Exercise brief: Each line below is to be written out in full, exactly as shown.

Task data:
-- Start --

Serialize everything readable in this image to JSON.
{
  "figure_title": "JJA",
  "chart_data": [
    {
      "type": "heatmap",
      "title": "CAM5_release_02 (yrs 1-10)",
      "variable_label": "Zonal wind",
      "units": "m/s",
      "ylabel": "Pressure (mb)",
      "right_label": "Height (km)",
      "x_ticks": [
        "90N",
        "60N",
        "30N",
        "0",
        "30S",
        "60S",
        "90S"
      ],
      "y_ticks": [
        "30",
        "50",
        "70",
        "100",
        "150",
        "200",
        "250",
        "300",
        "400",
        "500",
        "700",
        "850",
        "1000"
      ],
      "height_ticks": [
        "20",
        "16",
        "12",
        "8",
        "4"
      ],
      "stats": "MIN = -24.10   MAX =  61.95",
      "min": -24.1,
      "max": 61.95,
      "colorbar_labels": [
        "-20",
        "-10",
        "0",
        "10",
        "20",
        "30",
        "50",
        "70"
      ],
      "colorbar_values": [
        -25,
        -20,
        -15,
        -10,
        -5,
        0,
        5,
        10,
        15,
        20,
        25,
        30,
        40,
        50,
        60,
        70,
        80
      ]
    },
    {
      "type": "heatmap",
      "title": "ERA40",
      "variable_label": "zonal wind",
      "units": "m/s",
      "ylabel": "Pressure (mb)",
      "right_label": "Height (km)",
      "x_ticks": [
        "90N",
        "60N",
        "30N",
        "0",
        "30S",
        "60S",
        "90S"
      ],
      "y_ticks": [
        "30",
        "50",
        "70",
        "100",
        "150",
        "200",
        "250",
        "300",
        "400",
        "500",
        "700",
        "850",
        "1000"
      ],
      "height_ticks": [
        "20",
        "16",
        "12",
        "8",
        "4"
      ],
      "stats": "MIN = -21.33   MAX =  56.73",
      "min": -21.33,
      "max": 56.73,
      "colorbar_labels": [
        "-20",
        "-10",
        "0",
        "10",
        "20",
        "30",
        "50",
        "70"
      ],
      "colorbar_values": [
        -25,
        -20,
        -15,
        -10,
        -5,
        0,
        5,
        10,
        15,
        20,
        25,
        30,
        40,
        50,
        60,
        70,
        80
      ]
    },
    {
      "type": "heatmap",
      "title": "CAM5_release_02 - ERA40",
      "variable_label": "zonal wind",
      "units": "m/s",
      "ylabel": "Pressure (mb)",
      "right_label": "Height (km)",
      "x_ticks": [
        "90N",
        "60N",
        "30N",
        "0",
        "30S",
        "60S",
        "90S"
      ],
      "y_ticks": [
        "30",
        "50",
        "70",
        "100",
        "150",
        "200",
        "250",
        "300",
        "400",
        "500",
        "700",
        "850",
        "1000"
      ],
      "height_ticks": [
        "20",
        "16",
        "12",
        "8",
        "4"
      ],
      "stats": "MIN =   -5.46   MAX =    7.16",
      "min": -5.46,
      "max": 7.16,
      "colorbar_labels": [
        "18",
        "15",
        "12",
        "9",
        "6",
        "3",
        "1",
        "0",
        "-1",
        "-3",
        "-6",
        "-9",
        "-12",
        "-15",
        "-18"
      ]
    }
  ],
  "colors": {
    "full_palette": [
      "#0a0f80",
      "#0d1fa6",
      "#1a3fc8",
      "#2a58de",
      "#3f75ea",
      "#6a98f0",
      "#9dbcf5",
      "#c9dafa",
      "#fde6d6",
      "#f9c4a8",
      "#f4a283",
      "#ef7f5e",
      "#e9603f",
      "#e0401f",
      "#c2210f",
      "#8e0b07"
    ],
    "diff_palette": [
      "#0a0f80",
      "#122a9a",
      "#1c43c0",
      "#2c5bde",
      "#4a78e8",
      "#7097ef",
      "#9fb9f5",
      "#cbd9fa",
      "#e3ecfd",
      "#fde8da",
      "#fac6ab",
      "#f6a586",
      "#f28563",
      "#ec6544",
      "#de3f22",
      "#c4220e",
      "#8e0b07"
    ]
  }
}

-- End --

Response to the task:
Serialize everything readable in this image to JSON.
{
  "figure_title": "JJA",
  "chart_data": [
    {
      "type": "heatmap",
      "title": "CAM5_release_02 (yrs 1-10)",
      "variable_label": "Zonal wind",
      "units": "m/s",
      "ylabel": "Pressure (mb)",
      "right_label": "Height (km)",
      "x_ticks": [
        "90N",
        "60N",
        "30N",
        "0",
        "30S",
        "60S",
        "90S"
      ],
      "y_ticks": [
        "30",
        "50",
        "70",
        "100",
        "150",
        "200",
        "250",
        "300",
        "400",
        "500",
        "700",
        "850",
        "1000"
      ],
      "height_ticks": [
        "20",
        "16",
        "12",
        "8",
        "4"
      ],
      "stats": "MIN = -24.10   MAX =  61.95",
      "min": -24.1,
      "max": 61.95,
      "colorbar_labels": [
        "-20",
        "-10",
        "0",
        "10",
        "20",
        "30",
        "50",
        "70"
      ],
      "colorbar_values": [
        -25,
        -20,
        -15,
        -10,
        -5,
        0,
        5,
        10,
        15,
        20,
        25,
        30,
        40,
        50,
        60,
        70,
        80
      ]
    },
    {
      "type": "heatmap",
      "title": "ERA40",
      "variable_label": "zonal wind",
      "units": "m/s",
      "ylabel": "Pressure (mb)",
      "right_label": "Height (km)",
      "x_ticks": [
        "90N",
        "60N",
        "30N",
        "0",
        "30S",
        "60S",
        "90S"
      ],
      "y_ticks": [
        "30",
        "50",
        "70",
        "100",
        "150",
        "200",
        "250",
        "300",
        "400",
        "500",
        "700",
        "850",
        "1000"
      ],
      "height_ticks": [
        "20",
        "16",
        "12",
        "8",
        "4"
      ],
      "stats": "MIN = -21.33   MAX =  56.73",
      "min": -21.33,
      "max": 56.73,
      "colorbar_labels": [
        "-20",
        "-10",
        "0",
        "10",
        "20",
        "30",
        "50",
        "70"
      ],
      "colorbar_values": [
        -25,
        -20,
        -15,
        -10,
        -5,
        0,
        5,
        10,
        15,
        20,
        25,
        30,
        40,
        50,
        60,
        70,
        80
      ]
    },
    {
      "type": "heatmap",
      "title": "CAM5_release_02 - ERA40",
      "variable_label": "zonal wind",
      "units": "m/s",
      "ylabel": "Pressure (mb)",
      "right_label": "Height (km)",
      "x_ticks": [
        "90N",
        "60N",
        "30N",
        "0",
        "30S",
        "60S",
        "90S"
      ],
      "y_ticks": [
        "30",
        "50",
        "70",
        "100",
        "150",
        "200",
        "250",
        "300",
        "400",
        "500",
        "700",
        "850",
        "1000"
      ],
      "height_ticks": [
        "20",
        "16",
        "12",
        "8",
        "4"
      ],
      "stats": "MIN =   -5.46   MAX =    7.16",
      "min": -5.46,
      "max": 7.16,
      "colorbar_labels": [
        "18",
        "15",
        "12",
        "9",
        "6",
        "3",
        "1",
        "0",
        "-1",
        "-3",
        "-6",
        "-9",
        "-12",
        "-15",
        "-18"
      ]
    }
  ],
  "colors": {
    "full_palette": [
      "#0a0f80",
      "#0d1fa6",
      "#1a3fc8",
      "#2a58de",
      "#3f75ea",
      "#6a98f0",
      "#9dbcf5",
      "#c9dafa",
      "#fde6d6",
      "#f9c4a8",
      "#f4a283",
      "#ef7f5e",
      "#e9603f",
      "#e0401f",
      "#c2210f",
      "#8e0b07"
    ],
    "diff_palette": [
      "#0a0f80",
      "#122a9a",
      "#1c43c0",
      "#2c5bde",
      "#4a78e8",
      "#7097ef",
      "#9fb9f5",
      "#cbd9fa",
      "#e3ecfd",
      "#fde8da",
      "#fac6ab",
      "#f6a586",
      "#f28563",
      "#ec6544",
      "#de3f22",
      "#c4220e",
      "#8e0b07"
    ]
  }
}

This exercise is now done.